# [Given passage]
▬▬▬▬▬▬▬▬▬▬

My bright idea was to relocate the battery to the front. Now the electric motor operates as if it is about to die - rarely has full power, and often times doesn't work at all. It will randomly die like there's no power source. When I planned this out, I set the battery up front and took the boat to a small lake near me with both motors installed, and I connected the trolling motor to the battery by running a set of jumper cables up to the front. I determined that the weight distribution with this configuration was the way to go, and I had no problems running either motor that day.

For the permanent installation, I was trying to find battery cable to extend the trolling motor leads to the front. I was completely put-off by the expense, so I hijacked the two wires out of a set of jumper cables and cut the clips off the ends and that's how I got my cables to run the power to the back to the motor. It is now that I have the motor issues. I checked all connections multiple times and nothing is loose.

Is the motor acting this way because of the distance the power is running? Or is it the wires I used? Anyone who relocated their battery, how did you do it?
 
It was a good idea to re purpose the jumper cables. You can't skimp on the connections though. When you connect to the battery terminals they have to be shiny clean. How well the wire terminates in the battery connector is easy to accomplish. The best wire termination in a boat is a pressure (crimp) connector. If you buy a battery connector, get the correct size for the negative terminal and for the positive terminal. Do not waste your money on a universal fit connector as they are not worth a flip. When you splice the battery wires to the trolling motor, you will likely have ring lugs. Again, clean is the only way to go, use bolts with flat washers against the ring lug face and use one lock washer to keep the nut from vibrating loose. I recommend you use stretchy rubber self sealing tape to wrap the connections and finish with vinyl electrical tape. Stretch the tape as you apply and leave the last wrap free of stretch so it won't unravel later. Know that you have the equivalent of a high powered welder with this set up, the battery supplying enough power to burn a hole through your boat. So keep the battery unconnected until all your wiring is done. If you have good clean connections and the motor still doesn't like it, you can check to see if the wire is the problem by touching it. If the wire is warm that is energy not going to the motor and the cure is to get larger size wire. A good pick for this is #4 AWG and will likely be best priced at a welding store. The insulation on welding wire survives on boats very well. It has many strands of small wire making up the core which makes it very flexible and easy to mold to the wire run in your boat.
 
Not much to add after Al U Minium's well-worded post.

Sounds like you used too small of wire, or have poor connections, or both. Do what he said and you should be A-OK. You can burn out your trolling motor running the way you are, so you better fix it right, ASAP. richg99
 
Regardless of costs using under size cables will not work or will not work satisfactorily. This Conductor Gauge and Circuit Breaker Sizing Table is on the Minn-Kota site and I'm sure the numbers work for most TMs

https://www.minnkotamotors.com/Support/Battery-Selection---Rigging/
 
Thanks. I'm going to rewire it with heavier wire. The stock TM cables appear to be about 12ga. I used 10ga cables. I'll try to find something like a 6ga even if it's heavy duty jumper cables again.

▬▬▬▬▬▬▬▬▬▬

(Layout annotation data)
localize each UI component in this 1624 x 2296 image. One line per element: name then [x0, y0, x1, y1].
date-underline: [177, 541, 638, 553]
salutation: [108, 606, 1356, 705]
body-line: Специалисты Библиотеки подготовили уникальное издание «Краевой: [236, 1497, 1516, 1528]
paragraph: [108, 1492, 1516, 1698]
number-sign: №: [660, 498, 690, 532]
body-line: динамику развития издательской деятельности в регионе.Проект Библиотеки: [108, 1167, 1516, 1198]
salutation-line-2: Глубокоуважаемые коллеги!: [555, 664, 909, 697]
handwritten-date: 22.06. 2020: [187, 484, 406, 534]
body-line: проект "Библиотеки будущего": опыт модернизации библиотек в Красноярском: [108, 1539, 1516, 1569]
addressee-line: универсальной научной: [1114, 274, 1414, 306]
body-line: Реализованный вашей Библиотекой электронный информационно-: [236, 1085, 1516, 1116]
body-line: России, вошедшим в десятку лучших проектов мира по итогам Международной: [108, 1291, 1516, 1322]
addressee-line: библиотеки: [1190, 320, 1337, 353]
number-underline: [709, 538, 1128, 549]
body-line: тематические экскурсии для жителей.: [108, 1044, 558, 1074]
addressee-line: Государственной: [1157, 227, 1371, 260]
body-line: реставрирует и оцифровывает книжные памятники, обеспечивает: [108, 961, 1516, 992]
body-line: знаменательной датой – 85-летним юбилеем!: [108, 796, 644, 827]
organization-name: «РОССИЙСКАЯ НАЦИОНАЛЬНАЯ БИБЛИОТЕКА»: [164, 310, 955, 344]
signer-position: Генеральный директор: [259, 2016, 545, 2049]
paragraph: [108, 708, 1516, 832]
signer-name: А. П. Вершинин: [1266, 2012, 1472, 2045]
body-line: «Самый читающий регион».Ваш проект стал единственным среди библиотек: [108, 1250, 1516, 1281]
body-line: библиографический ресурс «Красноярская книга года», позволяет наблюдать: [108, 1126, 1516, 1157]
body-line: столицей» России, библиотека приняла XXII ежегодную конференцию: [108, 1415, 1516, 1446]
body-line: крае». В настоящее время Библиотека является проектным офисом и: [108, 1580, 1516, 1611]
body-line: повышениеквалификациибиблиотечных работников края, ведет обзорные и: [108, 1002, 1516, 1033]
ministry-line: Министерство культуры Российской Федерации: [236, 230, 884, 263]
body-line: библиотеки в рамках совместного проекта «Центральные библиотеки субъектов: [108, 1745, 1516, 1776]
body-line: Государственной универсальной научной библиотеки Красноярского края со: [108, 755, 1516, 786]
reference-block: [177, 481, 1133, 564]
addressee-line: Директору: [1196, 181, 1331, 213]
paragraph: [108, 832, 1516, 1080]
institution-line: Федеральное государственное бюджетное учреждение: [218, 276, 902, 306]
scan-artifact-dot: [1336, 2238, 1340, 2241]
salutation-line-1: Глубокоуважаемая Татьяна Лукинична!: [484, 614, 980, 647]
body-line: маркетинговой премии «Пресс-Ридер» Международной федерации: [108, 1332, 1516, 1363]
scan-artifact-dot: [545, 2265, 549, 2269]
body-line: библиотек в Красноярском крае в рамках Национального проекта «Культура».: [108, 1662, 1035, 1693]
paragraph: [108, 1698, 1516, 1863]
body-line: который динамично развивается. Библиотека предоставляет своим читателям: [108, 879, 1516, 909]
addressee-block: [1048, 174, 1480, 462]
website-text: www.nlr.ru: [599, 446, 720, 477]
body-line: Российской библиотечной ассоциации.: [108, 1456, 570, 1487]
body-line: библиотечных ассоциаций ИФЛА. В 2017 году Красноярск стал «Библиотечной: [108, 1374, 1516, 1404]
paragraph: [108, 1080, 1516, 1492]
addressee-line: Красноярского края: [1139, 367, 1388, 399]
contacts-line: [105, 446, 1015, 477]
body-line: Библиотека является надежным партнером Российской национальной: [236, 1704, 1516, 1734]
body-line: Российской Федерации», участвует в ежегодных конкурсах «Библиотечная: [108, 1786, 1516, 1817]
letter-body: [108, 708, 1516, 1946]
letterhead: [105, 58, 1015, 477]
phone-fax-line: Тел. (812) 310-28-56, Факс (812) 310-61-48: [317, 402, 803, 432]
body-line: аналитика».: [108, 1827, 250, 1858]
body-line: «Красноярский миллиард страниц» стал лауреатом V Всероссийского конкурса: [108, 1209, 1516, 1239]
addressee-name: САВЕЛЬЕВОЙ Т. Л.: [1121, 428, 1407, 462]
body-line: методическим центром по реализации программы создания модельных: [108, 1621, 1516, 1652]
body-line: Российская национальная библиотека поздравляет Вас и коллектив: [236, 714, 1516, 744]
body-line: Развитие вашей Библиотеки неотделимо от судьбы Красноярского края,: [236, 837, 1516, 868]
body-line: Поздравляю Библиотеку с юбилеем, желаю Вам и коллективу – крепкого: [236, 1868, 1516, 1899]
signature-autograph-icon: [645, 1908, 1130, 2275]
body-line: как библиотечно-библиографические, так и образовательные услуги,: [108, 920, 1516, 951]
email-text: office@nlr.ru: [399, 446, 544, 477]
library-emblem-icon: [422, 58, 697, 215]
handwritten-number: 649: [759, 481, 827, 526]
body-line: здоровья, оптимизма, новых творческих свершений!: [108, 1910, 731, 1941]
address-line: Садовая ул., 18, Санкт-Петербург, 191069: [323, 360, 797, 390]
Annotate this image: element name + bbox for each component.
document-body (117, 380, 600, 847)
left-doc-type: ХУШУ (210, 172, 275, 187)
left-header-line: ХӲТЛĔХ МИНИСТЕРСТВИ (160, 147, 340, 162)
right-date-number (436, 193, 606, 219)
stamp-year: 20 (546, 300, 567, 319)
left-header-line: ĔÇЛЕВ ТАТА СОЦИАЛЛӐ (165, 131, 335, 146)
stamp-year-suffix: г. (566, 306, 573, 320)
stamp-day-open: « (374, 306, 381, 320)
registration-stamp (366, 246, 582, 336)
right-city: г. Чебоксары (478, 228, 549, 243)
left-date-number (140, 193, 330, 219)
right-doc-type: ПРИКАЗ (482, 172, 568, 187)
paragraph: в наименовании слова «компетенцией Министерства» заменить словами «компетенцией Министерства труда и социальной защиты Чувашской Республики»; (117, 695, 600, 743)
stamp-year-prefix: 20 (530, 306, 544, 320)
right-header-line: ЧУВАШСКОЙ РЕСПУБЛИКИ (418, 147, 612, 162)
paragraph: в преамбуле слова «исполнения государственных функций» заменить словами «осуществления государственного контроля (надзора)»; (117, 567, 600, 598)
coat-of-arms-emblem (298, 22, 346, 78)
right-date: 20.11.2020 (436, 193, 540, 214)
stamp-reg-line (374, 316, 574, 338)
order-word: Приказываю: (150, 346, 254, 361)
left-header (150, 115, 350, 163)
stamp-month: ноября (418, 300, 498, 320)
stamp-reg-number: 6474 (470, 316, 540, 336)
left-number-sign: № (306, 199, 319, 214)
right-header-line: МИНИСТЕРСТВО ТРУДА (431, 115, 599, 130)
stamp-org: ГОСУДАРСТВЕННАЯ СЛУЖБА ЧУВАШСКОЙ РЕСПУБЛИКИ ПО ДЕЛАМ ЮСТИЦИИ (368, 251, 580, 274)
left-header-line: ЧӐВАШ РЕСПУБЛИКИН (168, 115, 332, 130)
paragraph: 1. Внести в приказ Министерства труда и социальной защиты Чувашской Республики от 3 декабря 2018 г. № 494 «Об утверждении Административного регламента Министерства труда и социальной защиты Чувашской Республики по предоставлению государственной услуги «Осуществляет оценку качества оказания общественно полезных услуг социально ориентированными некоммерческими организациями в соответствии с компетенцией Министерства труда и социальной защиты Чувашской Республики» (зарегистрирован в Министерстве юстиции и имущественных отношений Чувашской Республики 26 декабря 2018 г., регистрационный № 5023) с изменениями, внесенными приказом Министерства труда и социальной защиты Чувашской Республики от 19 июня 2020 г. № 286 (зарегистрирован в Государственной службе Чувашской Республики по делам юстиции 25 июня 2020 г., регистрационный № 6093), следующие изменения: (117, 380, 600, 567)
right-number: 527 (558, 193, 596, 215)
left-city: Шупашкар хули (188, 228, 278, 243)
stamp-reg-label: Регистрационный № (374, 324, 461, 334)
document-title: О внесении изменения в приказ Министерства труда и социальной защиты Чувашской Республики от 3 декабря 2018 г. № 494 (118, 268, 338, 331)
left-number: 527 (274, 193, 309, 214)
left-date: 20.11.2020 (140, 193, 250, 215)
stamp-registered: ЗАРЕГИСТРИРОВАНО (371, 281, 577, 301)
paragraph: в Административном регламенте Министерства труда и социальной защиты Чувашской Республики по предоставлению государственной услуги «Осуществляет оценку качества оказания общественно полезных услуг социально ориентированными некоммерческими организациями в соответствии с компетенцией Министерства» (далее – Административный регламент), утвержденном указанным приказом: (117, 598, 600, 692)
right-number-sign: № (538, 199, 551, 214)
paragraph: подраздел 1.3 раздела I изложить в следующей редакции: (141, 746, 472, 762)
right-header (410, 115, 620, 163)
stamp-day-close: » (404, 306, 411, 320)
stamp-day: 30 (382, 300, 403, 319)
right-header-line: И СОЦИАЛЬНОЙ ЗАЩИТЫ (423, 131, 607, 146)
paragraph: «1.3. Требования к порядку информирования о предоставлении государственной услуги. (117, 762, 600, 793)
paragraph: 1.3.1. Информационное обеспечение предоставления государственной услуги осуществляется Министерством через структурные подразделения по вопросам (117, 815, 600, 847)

▬▬▬▬▬▬▬▬▬▬

# [Task details]
In two sentences, summarize the forum thread above about trolling motor wiring.

# [Result below]
After moving the battery to the front of the boat and extending the trolling motor leads with wires taken from a set of jumper cables, the poster found the motor rarely had full power or quit entirely, even though no connections were loose. Replies attributed the problem to undersized wire, poor connections, or both, and recommended clean crimped connections, checking the wire for warmth, and larger wire such as #4 AWG; the poster then decided to rewire with heavier wire.